## Your task
Copy out every line exactly as given.

>> Start

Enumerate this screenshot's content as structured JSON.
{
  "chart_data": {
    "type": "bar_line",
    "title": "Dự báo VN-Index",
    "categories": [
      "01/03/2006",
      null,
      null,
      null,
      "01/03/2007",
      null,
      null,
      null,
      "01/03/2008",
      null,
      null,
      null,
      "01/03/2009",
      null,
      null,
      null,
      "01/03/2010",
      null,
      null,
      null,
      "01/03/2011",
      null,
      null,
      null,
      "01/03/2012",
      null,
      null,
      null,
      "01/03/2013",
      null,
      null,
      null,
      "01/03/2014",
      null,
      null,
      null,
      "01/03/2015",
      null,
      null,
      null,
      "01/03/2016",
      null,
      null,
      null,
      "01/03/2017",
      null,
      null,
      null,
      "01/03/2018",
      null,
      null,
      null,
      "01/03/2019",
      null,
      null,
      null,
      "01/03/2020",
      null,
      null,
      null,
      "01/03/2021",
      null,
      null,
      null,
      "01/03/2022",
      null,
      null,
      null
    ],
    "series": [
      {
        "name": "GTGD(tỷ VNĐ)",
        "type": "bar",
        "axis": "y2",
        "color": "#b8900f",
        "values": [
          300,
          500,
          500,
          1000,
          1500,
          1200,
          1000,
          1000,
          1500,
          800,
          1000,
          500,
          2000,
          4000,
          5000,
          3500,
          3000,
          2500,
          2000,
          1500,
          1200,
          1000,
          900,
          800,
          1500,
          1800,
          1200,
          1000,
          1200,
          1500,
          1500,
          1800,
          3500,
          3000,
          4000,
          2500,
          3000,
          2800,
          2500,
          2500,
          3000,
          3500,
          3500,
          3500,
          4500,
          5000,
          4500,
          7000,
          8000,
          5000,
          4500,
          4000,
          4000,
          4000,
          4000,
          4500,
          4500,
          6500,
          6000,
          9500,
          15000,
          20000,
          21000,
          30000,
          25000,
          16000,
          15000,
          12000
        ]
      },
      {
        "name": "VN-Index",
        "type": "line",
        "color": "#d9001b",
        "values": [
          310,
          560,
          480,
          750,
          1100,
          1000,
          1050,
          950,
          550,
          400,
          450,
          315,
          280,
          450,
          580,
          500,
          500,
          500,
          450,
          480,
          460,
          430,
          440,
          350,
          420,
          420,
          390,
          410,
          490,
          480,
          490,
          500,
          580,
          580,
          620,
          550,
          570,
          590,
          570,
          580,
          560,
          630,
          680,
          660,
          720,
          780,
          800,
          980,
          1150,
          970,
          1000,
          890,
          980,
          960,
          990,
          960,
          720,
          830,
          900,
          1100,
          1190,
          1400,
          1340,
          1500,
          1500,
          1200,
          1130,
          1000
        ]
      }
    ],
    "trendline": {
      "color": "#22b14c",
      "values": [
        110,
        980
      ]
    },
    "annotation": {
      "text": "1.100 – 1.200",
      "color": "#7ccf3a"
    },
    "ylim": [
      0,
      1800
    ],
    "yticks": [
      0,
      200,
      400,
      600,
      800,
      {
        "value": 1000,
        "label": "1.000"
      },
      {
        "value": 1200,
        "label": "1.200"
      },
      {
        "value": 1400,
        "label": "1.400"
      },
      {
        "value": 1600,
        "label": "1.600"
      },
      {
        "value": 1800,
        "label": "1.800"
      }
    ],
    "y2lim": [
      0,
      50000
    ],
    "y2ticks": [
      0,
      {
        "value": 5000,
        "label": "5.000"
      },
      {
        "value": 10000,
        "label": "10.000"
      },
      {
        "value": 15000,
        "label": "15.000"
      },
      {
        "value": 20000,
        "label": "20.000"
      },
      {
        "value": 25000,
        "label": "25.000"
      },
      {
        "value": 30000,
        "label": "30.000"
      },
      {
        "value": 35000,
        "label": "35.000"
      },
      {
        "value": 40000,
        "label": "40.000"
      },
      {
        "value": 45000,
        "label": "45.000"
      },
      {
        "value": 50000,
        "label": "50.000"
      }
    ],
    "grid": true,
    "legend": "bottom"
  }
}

>> End

## Output of the task
Enumerate this screenshot's content as structured JSON.
{
  "chart_data": {
    "type": "bar_line",
    "title": "Dự báo VN-Index",
    "categories": [
      "01/03/2006",
      null,
      null,
      null,
      "01/03/2007",
      null,
      null,
      null,
      "01/03/2008",
      null,
      null,
      null,
      "01/03/2009",
      null,
      null,
      null,
      "01/03/2010",
      null,
      null,
      null,
      "01/03/2011",
      null,
      null,
      null,
      "01/03/2012",
      null,
      null,
      null,
      "01/03/2013",
      null,
      null,
      null,
      "01/03/2014",
      null,
      null,
      null,
      "01/03/2015",
      null,
      null,
      null,
      "01/03/2016",
      null,
      null,
      null,
      "01/03/2017",
      null,
      null,
      null,
      "01/03/2018",
      null,
      null,
      null,
      "01/03/2019",
      null,
      null,
      null,
      "01/03/2020",
      null,
      null,
      null,
      "01/03/2021",
      null,
      null,
      null,
      "01/03/2022",
      null,
      null,
      null
    ],
    "series": [
      {
        "name": "GTGD(tỷ VNĐ)",
        "type": "bar",
        "axis": "y2",
        "color": "#b8900f",
        "values": [
          300,
          500,
          500,
          1000,
          1500,
          1200,
          1000,
          1000,
          1500,
          800,
          1000,
          500,
          2000,
          4000,
          5000,
          3500,
          3000,
          2500,
          2000,
          1500,
          1200,
          1000,
          900,
          800,
          1500,
          1800,
          1200,
          1000,
          1200,
          1500,
          1500,
          1800,
          3500,
          3000,
          4000,
          2500,
          3000,
          2800,
          2500,
          2500,
          3000,
          3500,
          3500,
          3500,
          4500,
          5000,
          4500,
          7000,
          8000,
          5000,
          4500,
          4000,
          4000,
          4000,
          4000,
          4500,
          4500,
          6500,
          6000,
          9500,
          15000,
          20000,
          21000,
          30000,
          25000,
          16000,
          15000,
          12000
        ]
      },
      {
        "name": "VN-Index",
        "type": "line",
        "color": "#d9001b",
        "values": [
          310,
          560,
          480,
          750,
          1100,
          1000,
          1050,
          950,
          550,
          400,
          450,
          315,
          280,
          450,
          580,
          500,
          500,
          500,
          450,
          480,
          460,
          430,
          440,
          350,
          420,
          420,
          390,
          410,
          490,
          480,
          490,
          500,
          580,
          580,
          620,
          550,
          570,
          590,
          570,
          580,
          560,
          630,
          680,
          660,
          720,
          780,
          800,
          980,
          1150,
          970,
          1000,
          890,
          980,
          960,
          990,
          960,
          720,
          830,
          900,
          1100,
          1190,
          1400,
          1340,
          1500,
          1500,
          1200,
          1130,
          1000
        ]
      }
    ],
    "trendline": {
      "color": "#22b14c",
      "values": [
        110,
        980
      ]
    },
    "annotation": {
      "text": "1.100 – 1.200",
      "color": "#7ccf3a"
    },
    "ylim": [
      0,
      1800
    ],
    "yticks": [
      0,
      200,
      400,
      600,
      800,
      {
        "value": 1000,
        "label": "1.000"
      },
      {
        "value": 1200,
        "label": "1.200"
      },
      {
        "value": 1400,
        "label": "1.400"
      },
      {
        "value": 1600,
        "label": "1.600"
      },
      {
        "value": 1800,
        "label": "1.800"
      }
    ],
    "y2lim": [
      0,
      50000
    ],
    "y2ticks": [
      0,
      {
        "value": 5000,
        "label": "5.000"
      },
      {
        "value": 10000,
        "label": "10.000"
      },
      {
        "value": 15000,
        "label": "15.000"
      },
      {
        "value": 20000,
        "label": "20.000"
      },
      {
        "value": 25000,
        "label": "25.000"
      },
      {
        "value": 30000,
        "label": "30.000"
      },
      {
        "value": 35000,
        "label": "35.000"
      },
      {
        "value": 40000,
        "label": "40.000"
      },
      {
        "value": 45000,
        "label": "45.000"
      },
      {
        "value": 50000,
        "label": "50.000"
      }
    ],
    "grid": true,
    "legend": "bottom"
  }
}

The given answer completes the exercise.